▶ [WHAT TO DO] Copy every record word for word.

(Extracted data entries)
● ● ● ● ●

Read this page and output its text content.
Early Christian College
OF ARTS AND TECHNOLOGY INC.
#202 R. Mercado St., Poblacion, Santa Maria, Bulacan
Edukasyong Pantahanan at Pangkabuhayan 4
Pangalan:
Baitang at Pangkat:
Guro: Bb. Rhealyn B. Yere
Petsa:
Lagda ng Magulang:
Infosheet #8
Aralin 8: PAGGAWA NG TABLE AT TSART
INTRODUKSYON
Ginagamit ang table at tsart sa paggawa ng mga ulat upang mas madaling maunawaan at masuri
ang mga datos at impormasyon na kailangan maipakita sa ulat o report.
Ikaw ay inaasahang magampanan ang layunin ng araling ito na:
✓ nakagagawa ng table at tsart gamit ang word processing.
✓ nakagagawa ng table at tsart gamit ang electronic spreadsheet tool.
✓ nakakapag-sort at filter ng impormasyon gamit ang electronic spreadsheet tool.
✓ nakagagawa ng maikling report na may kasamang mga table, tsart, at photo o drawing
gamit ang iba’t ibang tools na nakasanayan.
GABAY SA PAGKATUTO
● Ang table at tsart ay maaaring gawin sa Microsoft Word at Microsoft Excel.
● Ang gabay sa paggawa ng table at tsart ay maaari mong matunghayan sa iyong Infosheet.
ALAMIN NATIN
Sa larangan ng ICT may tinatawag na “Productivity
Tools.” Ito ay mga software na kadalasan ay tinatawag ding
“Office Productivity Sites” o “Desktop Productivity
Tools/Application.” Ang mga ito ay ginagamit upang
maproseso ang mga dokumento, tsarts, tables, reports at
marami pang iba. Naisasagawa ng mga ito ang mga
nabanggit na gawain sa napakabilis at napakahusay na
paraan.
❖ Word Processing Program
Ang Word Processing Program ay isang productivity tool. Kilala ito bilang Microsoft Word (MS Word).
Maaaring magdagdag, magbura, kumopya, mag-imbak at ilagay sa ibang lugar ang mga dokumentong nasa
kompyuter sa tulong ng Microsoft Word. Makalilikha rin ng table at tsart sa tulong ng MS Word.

● ● ● ● ●

▶ [WORKED ANSWER]
Read this page and output its text content.
Early Christian College
OF ARTS AND TECHNOLOGY INC.
#202 R. Mercado St., Poblacion, Santa Maria, Bulacan
Edukasyong Pantahanan at Pangkabuhayan 4
Pangalan:
Baitang at Pangkat:
Guro: Bb. Rhealyn B. Yere
Petsa:
Lagda ng Magulang:
Infosheet #8
Aralin 8: PAGGAWA NG TABLE AT TSART
INTRODUKSYON
Ginagamit ang table at tsart sa paggawa ng mga ulat upang mas madaling maunawaan at masuri
ang mga datos at impormasyon na kailangan maipakita sa ulat o report.
Ikaw ay inaasahang magampanan ang layunin ng araling ito na:
✓ nakagagawa ng table at tsart gamit ang word processing.
✓ nakagagawa ng table at tsart gamit ang electronic spreadsheet tool.
✓ nakakapag-sort at filter ng impormasyon gamit ang electronic spreadsheet tool.
✓ nakagagawa ng maikling report na may kasamang mga table, tsart, at photo o drawing
gamit ang iba’t ibang tools na nakasanayan.
GABAY SA PAGKATUTO
● Ang table at tsart ay maaaring gawin sa Microsoft Word at Microsoft Excel.
● Ang gabay sa paggawa ng table at tsart ay maaari mong matunghayan sa iyong Infosheet.
ALAMIN NATIN
Sa larangan ng ICT may tinatawag na “Productivity
Tools.” Ito ay mga software na kadalasan ay tinatawag ding
“Office Productivity Sites” o “Desktop Productivity
Tools/Application.” Ang mga ito ay ginagamit upang
maproseso ang mga dokumento, tsarts, tables, reports at
marami pang iba. Naisasagawa ng mga ito ang mga
nabanggit na gawain sa napakabilis at napakahusay na
paraan.
❖ Word Processing Program
Ang Word Processing Program ay isang productivity tool. Kilala ito bilang Microsoft Word (MS Word).
Maaaring magdagdag, magbura, kumopya, mag-imbak at ilagay sa ibang lugar ang mga dokumentong nasa
kompyuter sa tulong ng Microsoft Word. Makalilikha rin ng table at tsart sa tulong ng MS Word.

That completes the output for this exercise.